(Collection entries)
═══

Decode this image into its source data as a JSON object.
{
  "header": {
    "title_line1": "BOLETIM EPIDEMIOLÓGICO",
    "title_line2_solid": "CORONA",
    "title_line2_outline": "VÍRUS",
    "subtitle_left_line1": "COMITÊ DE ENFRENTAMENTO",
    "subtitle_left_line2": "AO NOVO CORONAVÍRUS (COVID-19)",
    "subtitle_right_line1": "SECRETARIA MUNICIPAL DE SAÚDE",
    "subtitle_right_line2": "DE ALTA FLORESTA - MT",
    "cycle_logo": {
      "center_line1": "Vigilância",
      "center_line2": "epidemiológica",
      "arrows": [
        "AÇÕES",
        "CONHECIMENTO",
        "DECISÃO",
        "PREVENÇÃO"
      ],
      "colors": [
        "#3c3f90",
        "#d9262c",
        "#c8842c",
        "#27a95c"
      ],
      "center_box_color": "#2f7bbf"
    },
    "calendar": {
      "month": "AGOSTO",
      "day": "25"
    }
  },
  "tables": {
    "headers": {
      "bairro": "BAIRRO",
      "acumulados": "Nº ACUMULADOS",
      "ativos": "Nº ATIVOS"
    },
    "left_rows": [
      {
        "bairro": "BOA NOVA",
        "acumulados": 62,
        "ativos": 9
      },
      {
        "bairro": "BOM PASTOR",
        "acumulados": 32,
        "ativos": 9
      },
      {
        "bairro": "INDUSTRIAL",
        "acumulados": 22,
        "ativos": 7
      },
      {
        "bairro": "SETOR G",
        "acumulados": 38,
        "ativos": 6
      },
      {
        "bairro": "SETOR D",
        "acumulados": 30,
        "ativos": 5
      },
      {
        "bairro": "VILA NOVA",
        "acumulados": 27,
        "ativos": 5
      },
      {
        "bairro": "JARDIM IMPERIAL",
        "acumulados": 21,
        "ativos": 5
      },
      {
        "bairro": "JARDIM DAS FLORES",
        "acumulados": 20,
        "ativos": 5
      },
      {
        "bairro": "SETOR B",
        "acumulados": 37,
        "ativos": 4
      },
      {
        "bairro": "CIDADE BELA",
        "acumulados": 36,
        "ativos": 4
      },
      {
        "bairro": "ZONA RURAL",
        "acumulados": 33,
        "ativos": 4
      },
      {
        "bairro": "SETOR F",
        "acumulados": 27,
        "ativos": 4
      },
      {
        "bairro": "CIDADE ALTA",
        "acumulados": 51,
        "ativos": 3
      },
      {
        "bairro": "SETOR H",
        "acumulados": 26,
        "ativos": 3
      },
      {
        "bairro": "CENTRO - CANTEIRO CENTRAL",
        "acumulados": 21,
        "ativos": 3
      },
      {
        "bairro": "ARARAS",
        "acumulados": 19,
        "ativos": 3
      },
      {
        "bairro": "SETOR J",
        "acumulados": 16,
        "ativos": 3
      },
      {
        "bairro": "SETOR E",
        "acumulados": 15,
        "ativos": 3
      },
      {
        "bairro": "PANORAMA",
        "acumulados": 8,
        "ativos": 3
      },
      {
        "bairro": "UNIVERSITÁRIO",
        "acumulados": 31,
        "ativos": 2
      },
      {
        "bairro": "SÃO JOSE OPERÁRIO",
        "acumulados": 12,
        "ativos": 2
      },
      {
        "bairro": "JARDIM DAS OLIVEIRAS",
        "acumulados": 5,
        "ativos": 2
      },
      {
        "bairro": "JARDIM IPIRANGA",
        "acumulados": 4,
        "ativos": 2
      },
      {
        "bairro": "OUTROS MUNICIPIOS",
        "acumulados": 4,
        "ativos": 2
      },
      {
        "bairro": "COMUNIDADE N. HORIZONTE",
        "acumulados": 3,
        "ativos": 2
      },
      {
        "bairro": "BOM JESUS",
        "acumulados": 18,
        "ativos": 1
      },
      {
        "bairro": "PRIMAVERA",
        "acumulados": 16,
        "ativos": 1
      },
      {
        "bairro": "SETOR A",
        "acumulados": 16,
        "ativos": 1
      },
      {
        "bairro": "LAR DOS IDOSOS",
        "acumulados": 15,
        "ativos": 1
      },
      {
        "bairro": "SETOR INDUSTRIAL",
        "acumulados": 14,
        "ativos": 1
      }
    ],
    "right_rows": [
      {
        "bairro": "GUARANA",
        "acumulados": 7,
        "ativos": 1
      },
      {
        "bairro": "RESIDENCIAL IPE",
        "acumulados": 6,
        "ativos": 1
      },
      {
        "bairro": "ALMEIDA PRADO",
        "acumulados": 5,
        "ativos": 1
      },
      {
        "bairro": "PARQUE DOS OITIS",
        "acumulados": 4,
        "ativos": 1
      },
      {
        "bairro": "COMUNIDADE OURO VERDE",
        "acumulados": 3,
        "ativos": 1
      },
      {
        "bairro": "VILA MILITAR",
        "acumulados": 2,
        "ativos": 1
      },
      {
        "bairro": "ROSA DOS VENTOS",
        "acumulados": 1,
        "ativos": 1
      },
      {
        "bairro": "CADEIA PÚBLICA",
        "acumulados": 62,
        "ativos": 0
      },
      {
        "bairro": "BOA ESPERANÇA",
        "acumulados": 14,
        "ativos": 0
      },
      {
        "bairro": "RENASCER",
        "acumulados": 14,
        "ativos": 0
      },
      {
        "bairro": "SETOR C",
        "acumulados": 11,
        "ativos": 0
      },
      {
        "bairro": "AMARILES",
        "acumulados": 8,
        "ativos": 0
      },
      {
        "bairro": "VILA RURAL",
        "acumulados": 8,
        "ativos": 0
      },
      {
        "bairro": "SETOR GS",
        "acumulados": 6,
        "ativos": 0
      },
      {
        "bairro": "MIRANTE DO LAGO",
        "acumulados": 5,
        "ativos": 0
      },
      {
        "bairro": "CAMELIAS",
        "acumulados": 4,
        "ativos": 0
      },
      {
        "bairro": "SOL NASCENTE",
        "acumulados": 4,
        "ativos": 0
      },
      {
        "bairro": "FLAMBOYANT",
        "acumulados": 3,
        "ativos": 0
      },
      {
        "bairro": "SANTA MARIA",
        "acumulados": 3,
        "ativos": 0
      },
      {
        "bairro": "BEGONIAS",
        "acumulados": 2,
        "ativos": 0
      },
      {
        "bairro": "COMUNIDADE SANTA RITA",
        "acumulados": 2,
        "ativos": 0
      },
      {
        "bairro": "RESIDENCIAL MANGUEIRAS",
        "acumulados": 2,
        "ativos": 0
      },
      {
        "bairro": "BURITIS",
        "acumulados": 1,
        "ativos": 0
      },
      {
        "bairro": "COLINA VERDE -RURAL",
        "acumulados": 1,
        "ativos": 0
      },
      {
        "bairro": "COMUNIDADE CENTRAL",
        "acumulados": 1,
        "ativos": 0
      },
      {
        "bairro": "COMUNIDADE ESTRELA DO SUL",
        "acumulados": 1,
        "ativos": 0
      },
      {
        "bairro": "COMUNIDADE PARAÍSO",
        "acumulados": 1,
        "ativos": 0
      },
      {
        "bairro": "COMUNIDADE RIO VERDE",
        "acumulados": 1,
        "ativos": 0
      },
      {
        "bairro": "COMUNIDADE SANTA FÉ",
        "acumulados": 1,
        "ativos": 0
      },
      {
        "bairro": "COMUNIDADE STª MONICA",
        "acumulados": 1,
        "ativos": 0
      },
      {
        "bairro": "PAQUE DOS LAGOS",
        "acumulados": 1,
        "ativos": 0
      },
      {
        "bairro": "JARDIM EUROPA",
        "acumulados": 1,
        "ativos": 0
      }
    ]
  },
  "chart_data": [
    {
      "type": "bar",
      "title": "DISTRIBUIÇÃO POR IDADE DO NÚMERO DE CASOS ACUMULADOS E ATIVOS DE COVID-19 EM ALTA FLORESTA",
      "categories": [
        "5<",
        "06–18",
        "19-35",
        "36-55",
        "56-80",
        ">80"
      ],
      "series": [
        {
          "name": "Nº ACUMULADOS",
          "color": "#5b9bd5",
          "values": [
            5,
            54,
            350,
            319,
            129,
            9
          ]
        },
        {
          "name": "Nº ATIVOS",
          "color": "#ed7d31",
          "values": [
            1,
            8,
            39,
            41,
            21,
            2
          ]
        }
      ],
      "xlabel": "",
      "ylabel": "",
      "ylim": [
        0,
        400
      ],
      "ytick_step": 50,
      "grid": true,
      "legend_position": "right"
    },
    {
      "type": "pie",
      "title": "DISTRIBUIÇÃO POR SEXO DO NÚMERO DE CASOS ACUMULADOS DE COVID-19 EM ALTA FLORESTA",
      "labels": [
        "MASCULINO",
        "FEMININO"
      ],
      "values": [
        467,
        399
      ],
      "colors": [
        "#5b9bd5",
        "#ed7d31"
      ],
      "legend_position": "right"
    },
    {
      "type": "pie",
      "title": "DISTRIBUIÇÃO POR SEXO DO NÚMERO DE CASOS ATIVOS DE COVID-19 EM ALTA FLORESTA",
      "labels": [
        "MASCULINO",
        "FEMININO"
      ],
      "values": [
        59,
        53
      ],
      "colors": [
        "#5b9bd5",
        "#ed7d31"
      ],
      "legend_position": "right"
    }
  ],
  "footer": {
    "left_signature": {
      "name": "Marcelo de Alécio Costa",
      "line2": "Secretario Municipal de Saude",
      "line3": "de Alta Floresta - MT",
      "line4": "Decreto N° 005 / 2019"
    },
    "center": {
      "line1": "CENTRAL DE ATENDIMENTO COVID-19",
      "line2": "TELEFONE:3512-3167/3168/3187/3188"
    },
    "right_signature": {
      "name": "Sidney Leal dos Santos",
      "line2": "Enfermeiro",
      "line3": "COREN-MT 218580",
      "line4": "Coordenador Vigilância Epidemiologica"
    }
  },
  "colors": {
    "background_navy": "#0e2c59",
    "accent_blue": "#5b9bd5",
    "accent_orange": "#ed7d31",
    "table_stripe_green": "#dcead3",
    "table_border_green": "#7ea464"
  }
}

═══

■ Directive
Find every line in the records that contains the word "DISTRIBUIÇÃO"; copy those lines.

■ Response
      "title": "DISTRIBUIÇÃO POR IDADE DO NÚMERO DE CASOS ACUMULADOS E ATIVOS DE COVID-19 EM ALTA FLORESTA",
      "title": "DISTRIBUIÇÃO POR SEXO DO NÚMERO DE CASOS ACUMULADOS DE COVID-19 EM ALTA FLORESTA",
      "title": "DISTRIBUIÇÃO POR SEXO DO NÚMERO DE CASOS ATIVOS DE COVID-19 EM ALTA FLORESTA",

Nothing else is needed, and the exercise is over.